[YOUR GOAL]
Scan the entries below for the word "print". Copy each line that has it.

--- START OF RECORD EXTRACTS ---

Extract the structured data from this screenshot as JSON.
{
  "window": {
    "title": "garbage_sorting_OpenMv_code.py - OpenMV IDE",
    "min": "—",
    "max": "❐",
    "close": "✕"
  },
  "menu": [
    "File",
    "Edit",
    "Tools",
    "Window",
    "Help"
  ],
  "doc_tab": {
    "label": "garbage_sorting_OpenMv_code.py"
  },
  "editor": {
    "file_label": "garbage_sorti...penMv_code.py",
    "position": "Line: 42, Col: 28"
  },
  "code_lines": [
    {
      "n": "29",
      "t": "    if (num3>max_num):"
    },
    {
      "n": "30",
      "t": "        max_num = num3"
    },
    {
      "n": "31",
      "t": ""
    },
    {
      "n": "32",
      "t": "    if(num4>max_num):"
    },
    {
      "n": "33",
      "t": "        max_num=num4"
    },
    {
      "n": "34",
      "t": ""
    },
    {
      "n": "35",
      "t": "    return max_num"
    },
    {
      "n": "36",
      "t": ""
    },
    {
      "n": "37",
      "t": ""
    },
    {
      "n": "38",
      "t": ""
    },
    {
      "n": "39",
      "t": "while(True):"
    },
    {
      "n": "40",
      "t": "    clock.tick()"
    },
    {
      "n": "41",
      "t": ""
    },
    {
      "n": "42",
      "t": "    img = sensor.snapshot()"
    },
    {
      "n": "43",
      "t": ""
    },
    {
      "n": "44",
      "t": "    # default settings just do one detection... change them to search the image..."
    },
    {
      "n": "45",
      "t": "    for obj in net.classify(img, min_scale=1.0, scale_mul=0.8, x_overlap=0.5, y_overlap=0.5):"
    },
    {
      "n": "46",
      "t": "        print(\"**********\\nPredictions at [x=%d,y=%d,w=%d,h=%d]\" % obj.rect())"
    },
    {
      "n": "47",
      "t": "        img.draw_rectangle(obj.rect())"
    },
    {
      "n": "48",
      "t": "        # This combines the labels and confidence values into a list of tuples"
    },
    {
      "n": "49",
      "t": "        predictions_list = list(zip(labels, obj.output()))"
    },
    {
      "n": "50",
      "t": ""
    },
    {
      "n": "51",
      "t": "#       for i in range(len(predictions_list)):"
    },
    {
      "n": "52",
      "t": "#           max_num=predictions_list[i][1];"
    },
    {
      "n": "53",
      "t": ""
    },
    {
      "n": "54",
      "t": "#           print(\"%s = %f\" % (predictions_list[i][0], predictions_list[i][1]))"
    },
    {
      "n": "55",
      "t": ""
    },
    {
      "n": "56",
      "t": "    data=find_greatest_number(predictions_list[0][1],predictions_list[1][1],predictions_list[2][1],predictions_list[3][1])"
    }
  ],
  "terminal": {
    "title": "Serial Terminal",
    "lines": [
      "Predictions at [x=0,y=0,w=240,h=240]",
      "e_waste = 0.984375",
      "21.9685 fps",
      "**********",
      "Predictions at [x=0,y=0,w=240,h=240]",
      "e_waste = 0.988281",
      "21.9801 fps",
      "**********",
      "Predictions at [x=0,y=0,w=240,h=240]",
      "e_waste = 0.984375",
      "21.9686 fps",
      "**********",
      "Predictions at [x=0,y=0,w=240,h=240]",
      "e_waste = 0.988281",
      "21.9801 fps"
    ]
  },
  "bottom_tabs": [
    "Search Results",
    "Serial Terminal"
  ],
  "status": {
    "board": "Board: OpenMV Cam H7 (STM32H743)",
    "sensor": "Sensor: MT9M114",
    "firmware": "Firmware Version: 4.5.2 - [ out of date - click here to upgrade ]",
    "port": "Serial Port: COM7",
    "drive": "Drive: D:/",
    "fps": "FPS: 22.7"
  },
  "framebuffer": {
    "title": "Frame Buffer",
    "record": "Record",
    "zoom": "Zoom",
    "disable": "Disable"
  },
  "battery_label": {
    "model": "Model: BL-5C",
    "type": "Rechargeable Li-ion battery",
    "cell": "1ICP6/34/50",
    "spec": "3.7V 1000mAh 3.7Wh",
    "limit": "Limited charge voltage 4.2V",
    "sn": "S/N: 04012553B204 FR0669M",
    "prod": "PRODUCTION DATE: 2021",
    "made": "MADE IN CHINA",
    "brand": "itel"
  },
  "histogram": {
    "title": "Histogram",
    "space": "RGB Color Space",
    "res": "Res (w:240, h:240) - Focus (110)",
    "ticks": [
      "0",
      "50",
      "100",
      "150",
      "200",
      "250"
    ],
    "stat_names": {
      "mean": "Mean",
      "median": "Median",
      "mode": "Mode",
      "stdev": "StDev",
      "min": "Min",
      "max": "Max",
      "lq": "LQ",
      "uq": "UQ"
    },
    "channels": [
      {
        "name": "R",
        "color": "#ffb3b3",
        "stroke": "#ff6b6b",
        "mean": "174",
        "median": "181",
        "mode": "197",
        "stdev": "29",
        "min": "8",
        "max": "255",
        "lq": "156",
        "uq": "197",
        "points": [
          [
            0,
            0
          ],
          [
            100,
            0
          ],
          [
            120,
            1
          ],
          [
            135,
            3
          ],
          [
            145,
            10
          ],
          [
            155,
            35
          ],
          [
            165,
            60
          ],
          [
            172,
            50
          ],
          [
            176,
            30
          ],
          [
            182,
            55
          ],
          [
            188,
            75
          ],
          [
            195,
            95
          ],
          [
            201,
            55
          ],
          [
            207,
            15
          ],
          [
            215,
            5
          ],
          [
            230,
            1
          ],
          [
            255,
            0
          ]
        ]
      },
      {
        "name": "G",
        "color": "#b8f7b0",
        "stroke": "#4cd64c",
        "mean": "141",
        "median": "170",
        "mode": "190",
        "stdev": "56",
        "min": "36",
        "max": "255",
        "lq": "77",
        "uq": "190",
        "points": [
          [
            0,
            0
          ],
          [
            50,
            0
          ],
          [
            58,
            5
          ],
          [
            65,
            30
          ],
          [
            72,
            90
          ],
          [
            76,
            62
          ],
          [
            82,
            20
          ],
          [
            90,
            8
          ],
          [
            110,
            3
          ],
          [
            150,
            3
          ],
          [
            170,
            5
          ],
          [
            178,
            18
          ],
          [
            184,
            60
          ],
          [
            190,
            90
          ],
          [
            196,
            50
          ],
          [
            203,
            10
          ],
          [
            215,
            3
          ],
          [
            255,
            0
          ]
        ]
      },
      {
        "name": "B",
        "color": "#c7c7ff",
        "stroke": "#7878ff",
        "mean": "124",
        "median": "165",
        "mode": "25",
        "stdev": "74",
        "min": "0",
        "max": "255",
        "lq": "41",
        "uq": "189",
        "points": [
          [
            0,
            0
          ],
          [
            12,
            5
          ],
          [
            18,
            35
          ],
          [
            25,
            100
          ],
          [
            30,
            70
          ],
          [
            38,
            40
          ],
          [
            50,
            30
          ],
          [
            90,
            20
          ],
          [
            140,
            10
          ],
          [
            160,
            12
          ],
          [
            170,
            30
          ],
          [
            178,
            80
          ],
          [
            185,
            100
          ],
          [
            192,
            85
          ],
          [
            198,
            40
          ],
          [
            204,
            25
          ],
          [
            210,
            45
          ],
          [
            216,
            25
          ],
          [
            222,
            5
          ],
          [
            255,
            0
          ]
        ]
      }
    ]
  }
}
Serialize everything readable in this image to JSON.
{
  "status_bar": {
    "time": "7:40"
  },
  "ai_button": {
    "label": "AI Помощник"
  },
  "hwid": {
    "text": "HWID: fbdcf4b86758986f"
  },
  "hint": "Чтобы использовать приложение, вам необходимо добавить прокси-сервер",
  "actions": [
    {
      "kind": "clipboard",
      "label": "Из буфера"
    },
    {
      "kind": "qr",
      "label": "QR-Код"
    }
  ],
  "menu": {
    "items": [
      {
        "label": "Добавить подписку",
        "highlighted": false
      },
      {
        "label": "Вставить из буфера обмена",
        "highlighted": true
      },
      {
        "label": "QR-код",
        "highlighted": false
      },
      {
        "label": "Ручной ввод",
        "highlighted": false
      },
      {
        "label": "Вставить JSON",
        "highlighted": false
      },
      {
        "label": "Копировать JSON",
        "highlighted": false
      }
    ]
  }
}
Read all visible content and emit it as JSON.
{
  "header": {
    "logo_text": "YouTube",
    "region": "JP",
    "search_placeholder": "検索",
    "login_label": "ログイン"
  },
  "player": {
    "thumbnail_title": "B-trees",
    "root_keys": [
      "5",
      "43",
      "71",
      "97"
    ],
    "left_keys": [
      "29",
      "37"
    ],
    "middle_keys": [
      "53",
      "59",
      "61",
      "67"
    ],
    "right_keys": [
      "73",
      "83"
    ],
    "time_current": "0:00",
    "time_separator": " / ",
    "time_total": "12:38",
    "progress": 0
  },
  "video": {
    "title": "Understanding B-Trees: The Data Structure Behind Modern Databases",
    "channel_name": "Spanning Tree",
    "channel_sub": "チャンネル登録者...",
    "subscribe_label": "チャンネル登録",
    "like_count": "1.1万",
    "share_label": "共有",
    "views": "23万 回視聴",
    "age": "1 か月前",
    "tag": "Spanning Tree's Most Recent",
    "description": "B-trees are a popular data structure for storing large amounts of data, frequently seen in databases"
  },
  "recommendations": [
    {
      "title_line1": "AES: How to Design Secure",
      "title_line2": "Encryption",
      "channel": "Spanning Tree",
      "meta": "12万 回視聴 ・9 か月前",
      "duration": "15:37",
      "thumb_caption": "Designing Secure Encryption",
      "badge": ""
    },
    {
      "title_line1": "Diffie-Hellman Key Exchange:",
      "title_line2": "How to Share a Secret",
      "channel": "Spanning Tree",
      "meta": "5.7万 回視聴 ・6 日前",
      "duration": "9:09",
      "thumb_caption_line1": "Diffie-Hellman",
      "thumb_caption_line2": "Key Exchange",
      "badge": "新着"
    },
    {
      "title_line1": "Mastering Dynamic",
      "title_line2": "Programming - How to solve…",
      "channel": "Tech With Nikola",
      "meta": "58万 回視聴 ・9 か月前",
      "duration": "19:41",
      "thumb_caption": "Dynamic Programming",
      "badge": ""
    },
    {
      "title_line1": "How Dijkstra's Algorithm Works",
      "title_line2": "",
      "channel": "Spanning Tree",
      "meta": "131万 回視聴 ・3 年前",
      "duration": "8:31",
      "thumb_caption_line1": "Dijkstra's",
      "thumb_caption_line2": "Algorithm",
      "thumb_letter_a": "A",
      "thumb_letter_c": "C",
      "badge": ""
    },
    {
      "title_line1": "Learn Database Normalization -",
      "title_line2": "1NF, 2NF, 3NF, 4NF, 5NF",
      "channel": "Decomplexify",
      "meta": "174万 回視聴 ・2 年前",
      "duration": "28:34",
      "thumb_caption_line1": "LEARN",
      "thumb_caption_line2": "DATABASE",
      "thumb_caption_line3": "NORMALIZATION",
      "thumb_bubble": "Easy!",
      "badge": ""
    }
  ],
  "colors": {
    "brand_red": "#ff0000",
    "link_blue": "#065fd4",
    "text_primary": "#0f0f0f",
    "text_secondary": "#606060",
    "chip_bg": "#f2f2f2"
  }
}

--- END OF RECORD EXTRACTS ---

[EXERCISE OUTPUT]
      "t": "        print(\"**********\\nPredictions at [x=%d,y=%d,w=%d,h=%d]\" % obj.rect())"
      "t": "#           print(\"%s = %f\" % (predictions_list[i][0], predictions_list[i][1]))"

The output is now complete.